GIVEN EXERCISE:
Transcribe the full listing below exactly.

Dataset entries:

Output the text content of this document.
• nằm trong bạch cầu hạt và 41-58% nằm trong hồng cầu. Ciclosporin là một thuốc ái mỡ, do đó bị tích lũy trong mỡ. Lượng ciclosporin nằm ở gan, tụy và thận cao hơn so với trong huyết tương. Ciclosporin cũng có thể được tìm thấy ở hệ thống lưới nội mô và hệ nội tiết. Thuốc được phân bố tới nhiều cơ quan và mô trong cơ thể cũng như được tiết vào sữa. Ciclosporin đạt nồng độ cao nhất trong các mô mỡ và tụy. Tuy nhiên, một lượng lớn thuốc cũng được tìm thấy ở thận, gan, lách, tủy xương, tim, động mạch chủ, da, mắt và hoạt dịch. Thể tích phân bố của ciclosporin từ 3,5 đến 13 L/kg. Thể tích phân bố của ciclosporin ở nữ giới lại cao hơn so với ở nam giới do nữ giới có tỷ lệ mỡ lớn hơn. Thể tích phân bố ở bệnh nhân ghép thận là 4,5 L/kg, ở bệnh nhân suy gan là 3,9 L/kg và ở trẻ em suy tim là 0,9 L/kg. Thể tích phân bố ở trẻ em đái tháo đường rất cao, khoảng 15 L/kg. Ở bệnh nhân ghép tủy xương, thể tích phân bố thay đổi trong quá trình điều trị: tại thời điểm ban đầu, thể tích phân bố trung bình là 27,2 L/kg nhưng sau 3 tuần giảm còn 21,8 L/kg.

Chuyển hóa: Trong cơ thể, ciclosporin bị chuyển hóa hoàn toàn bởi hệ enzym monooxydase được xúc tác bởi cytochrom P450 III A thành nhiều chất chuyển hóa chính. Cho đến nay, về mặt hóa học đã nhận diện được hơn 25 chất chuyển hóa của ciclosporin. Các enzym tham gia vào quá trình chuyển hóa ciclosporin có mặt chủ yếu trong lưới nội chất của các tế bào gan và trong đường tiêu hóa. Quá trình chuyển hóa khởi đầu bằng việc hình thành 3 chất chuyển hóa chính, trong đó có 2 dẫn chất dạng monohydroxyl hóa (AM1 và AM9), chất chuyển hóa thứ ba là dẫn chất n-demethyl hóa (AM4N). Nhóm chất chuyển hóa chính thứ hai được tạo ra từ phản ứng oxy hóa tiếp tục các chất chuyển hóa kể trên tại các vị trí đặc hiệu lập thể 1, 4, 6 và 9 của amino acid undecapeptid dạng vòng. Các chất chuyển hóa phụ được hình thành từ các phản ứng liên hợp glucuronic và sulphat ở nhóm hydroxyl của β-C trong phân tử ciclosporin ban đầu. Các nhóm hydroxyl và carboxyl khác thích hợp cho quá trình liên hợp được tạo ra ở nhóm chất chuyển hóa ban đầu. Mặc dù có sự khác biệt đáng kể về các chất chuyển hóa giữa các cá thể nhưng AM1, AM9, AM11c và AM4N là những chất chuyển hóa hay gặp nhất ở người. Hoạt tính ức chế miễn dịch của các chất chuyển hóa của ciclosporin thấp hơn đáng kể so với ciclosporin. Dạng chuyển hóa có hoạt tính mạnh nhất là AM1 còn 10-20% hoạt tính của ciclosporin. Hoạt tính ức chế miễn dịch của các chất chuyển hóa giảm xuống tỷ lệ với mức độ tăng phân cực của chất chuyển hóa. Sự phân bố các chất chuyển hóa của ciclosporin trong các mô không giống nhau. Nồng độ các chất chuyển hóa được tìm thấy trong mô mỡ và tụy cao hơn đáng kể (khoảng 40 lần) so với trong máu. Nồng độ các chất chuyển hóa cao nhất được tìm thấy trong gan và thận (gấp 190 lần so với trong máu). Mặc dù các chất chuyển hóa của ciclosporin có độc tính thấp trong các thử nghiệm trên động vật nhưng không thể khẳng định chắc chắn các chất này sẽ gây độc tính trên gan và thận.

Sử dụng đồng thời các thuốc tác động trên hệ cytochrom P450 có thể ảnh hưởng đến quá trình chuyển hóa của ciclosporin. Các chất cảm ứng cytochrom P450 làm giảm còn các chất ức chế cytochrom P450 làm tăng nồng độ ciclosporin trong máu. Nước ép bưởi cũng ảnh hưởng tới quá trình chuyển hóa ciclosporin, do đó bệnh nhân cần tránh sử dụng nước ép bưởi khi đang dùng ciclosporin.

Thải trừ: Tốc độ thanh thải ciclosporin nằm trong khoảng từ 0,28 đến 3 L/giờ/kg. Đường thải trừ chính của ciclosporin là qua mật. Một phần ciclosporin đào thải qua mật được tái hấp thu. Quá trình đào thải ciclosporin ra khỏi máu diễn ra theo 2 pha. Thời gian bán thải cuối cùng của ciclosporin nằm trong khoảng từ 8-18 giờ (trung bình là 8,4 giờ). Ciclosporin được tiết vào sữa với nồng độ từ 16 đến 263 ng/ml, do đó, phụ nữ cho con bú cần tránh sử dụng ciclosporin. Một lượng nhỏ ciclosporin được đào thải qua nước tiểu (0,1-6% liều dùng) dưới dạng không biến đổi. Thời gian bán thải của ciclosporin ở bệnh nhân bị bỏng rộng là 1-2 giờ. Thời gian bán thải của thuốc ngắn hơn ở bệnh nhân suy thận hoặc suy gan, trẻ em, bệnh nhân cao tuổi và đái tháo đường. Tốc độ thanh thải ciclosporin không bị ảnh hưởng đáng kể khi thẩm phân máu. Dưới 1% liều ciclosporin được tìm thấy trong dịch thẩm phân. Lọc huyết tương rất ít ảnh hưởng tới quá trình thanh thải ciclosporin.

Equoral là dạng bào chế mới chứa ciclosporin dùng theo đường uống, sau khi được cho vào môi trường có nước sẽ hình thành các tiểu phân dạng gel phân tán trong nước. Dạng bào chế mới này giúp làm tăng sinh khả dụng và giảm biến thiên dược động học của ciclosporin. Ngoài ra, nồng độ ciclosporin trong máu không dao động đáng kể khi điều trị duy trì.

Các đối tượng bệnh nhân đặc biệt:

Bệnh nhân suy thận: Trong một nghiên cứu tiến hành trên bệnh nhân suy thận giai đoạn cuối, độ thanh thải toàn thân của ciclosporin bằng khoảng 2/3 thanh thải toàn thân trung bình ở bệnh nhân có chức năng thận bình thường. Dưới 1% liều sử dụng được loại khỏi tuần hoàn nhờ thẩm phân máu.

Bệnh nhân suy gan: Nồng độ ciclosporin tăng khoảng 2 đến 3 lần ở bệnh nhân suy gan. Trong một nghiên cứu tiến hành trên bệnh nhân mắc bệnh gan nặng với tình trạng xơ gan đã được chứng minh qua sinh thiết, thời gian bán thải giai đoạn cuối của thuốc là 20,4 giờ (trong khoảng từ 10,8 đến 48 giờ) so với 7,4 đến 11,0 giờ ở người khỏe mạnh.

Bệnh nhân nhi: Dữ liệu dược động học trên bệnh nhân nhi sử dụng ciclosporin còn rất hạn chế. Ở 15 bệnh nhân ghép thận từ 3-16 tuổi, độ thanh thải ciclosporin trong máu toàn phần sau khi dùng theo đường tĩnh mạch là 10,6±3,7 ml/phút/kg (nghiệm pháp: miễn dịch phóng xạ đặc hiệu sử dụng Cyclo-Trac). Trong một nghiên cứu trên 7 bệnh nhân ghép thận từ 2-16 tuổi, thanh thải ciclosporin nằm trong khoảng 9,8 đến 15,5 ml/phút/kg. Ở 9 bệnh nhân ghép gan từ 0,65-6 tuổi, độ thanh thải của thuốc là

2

SOLUTION TO THIS TASK:
Output the text content of this document.
• nằm trong bạch cầu hạt và 41-58% nằm trong hồng cầu. Ciclosporin là một thuốc ái mỡ, do đó bị tích lũy trong mỡ. Lượng ciclosporin nằm ở gan, tụy và thận cao hơn so với trong huyết tương. Ciclosporin cũng có thể được tìm thấy ở hệ thống lưới nội mô và hệ nội tiết. Thuốc được phân bố tới nhiều cơ quan và mô trong cơ thể cũng như được tiết vào sữa. Ciclosporin đạt nồng độ cao nhất trong các mô mỡ và tụy. Tuy nhiên, một lượng lớn thuốc cũng được tìm thấy ở thận, gan, lách, tủy xương, tim, động mạch chủ, da, mắt và hoạt dịch. Thể tích phân bố của ciclosporin từ 3,5 đến 13 L/kg. Thể tích phân bố của ciclosporin ở nữ giới lại cao hơn so với ở nam giới do nữ giới có tỷ lệ mỡ lớn hơn. Thể tích phân bố ở bệnh nhân ghép thận là 4,5 L/kg, ở bệnh nhân suy gan là 3,9 L/kg và ở trẻ em suy tim là 0,9 L/kg. Thể tích phân bố ở trẻ em đái tháo đường rất cao, khoảng 15 L/kg. Ở bệnh nhân ghép tủy xương, thể tích phân bố thay đổi trong quá trình điều trị: tại thời điểm ban đầu, thể tích phân bố trung bình là 27,2 L/kg nhưng sau 3 tuần giảm còn 21,8 L/kg.

Chuyển hóa: Trong cơ thể, ciclosporin bị chuyển hóa hoàn toàn bởi hệ enzym monooxydase được xúc tác bởi cytochrom P450 III A thành nhiều chất chuyển hóa chính. Cho đến nay, về mặt hóa học đã nhận diện được hơn 25 chất chuyển hóa của ciclosporin. Các enzym tham gia vào quá trình chuyển hóa ciclosporin có mặt chủ yếu trong lưới nội chất của các tế bào gan và trong đường tiêu hóa. Quá trình chuyển hóa khởi đầu bằng việc hình thành 3 chất chuyển hóa chính, trong đó có 2 dẫn chất dạng monohydroxyl hóa (AM1 và AM9), chất chuyển hóa thứ ba là dẫn chất n-demethyl hóa (AM4N). Nhóm chất chuyển hóa chính thứ hai được tạo ra từ phản ứng oxy hóa tiếp tục các chất chuyển hóa kể trên tại các vị trí đặc hiệu lập thể 1, 4, 6 và 9 của amino acid undecapeptid dạng vòng. Các chất chuyển hóa phụ được hình thành từ các phản ứng liên hợp glucuronic và sulphat ở nhóm hydroxyl của β-C trong phân tử ciclosporin ban đầu. Các nhóm hydroxyl và carboxyl khác thích hợp cho quá trình liên hợp được tạo ra ở nhóm chất chuyển hóa ban đầu. Mặc dù có sự khác biệt đáng kể về các chất chuyển hóa giữa các cá thể nhưng AM1, AM9, AM11c và AM4N là những chất chuyển hóa hay gặp nhất ở người. Hoạt tính ức chế miễn dịch của các chất chuyển hóa của ciclosporin thấp hơn đáng kể so với ciclosporin. Dạng chuyển hóa có hoạt tính mạnh nhất là AM1 còn 10-20% hoạt tính của ciclosporin. Hoạt tính ức chế miễn dịch của các chất chuyển hóa giảm xuống tỷ lệ với mức độ tăng phân cực của chất chuyển hóa. Sự phân bố các chất chuyển hóa của ciclosporin trong các mô không giống nhau. Nồng độ các chất chuyển hóa được tìm thấy trong mô mỡ và tụy cao hơn đáng kể (khoảng 40 lần) so với trong máu. Nồng độ các chất chuyển hóa cao nhất được tìm thấy trong gan và thận (gấp 190 lần so với trong máu). Mặc dù các chất chuyển hóa của ciclosporin có độc tính thấp trong các thử nghiệm trên động vật nhưng không thể khẳng định chắc chắn các chất này sẽ gây độc tính trên gan và thận.

Sử dụng đồng thời các thuốc tác động trên hệ cytochrom P450 có thể ảnh hưởng đến quá trình chuyển hóa của ciclosporin. Các chất cảm ứng cytochrom P450 làm giảm còn các chất ức chế cytochrom P450 làm tăng nồng độ ciclosporin trong máu. Nước ép bưởi cũng ảnh hưởng tới quá trình chuyển hóa ciclosporin, do đó bệnh nhân cần tránh sử dụng nước ép bưởi khi đang dùng ciclosporin.

Thải trừ: Tốc độ thanh thải ciclosporin nằm trong khoảng từ 0,28 đến 3 L/giờ/kg. Đường thải trừ chính của ciclosporin là qua mật. Một phần ciclosporin đào thải qua mật được tái hấp thu. Quá trình đào thải ciclosporin ra khỏi máu diễn ra theo 2 pha. Thời gian bán thải cuối cùng của ciclosporin nằm trong khoảng từ 8-18 giờ (trung bình là 8,4 giờ). Ciclosporin được tiết vào sữa với nồng độ từ 16 đến 263 ng/ml, do đó, phụ nữ cho con bú cần tránh sử dụng ciclosporin. Một lượng nhỏ ciclosporin được đào thải qua nước tiểu (0,1-6% liều dùng) dưới dạng không biến đổi. Thời gian bán thải của ciclosporin ở bệnh nhân bị bỏng rộng là 1-2 giờ. Thời gian bán thải của thuốc ngắn hơn ở bệnh nhân suy thận hoặc suy gan, trẻ em, bệnh nhân cao tuổi và đái tháo đường. Tốc độ thanh thải ciclosporin không bị ảnh hưởng đáng kể khi thẩm phân máu. Dưới 1% liều ciclosporin được tìm thấy trong dịch thẩm phân. Lọc huyết tương rất ít ảnh hưởng tới quá trình thanh thải ciclosporin.

Equoral là dạng bào chế mới chứa ciclosporin dùng theo đường uống, sau khi được cho vào môi trường có nước sẽ hình thành các tiểu phân dạng gel phân tán trong nước. Dạng bào chế mới này giúp làm tăng sinh khả dụng và giảm biến thiên dược động học của ciclosporin. Ngoài ra, nồng độ ciclosporin trong máu không dao động đáng kể khi điều trị duy trì.

Các đối tượng bệnh nhân đặc biệt:

Bệnh nhân suy thận: Trong một nghiên cứu tiến hành trên bệnh nhân suy thận giai đoạn cuối, độ thanh thải toàn thân của ciclosporin bằng khoảng 2/3 thanh thải toàn thân trung bình ở bệnh nhân có chức năng thận bình thường. Dưới 1% liều sử dụng được loại khỏi tuần hoàn nhờ thẩm phân máu.

Bệnh nhân suy gan: Nồng độ ciclosporin tăng khoảng 2 đến 3 lần ở bệnh nhân suy gan. Trong một nghiên cứu tiến hành trên bệnh nhân mắc bệnh gan nặng với tình trạng xơ gan đã được chứng minh qua sinh thiết, thời gian bán thải giai đoạn cuối của thuốc là 20,4 giờ (trong khoảng từ 10,8 đến 48 giờ) so với 7,4 đến 11,0 giờ ở người khỏe mạnh.

Bệnh nhân nhi: Dữ liệu dược động học trên bệnh nhân nhi sử dụng ciclosporin còn rất hạn chế. Ở 15 bệnh nhân ghép thận từ 3-16 tuổi, độ thanh thải ciclosporin trong máu toàn phần sau khi dùng theo đường tĩnh mạch là 10,6±3,7 ml/phút/kg (nghiệm pháp: miễn dịch phóng xạ đặc hiệu sử dụng Cyclo-Trac). Trong một nghiên cứu trên 7 bệnh nhân ghép thận từ 2-16 tuổi, thanh thải ciclosporin nằm trong khoảng 9,8 đến 15,5 ml/phút/kg. Ở 9 bệnh nhân ghép gan từ 0,65-6 tuổi, độ thanh thải của thuốc là

2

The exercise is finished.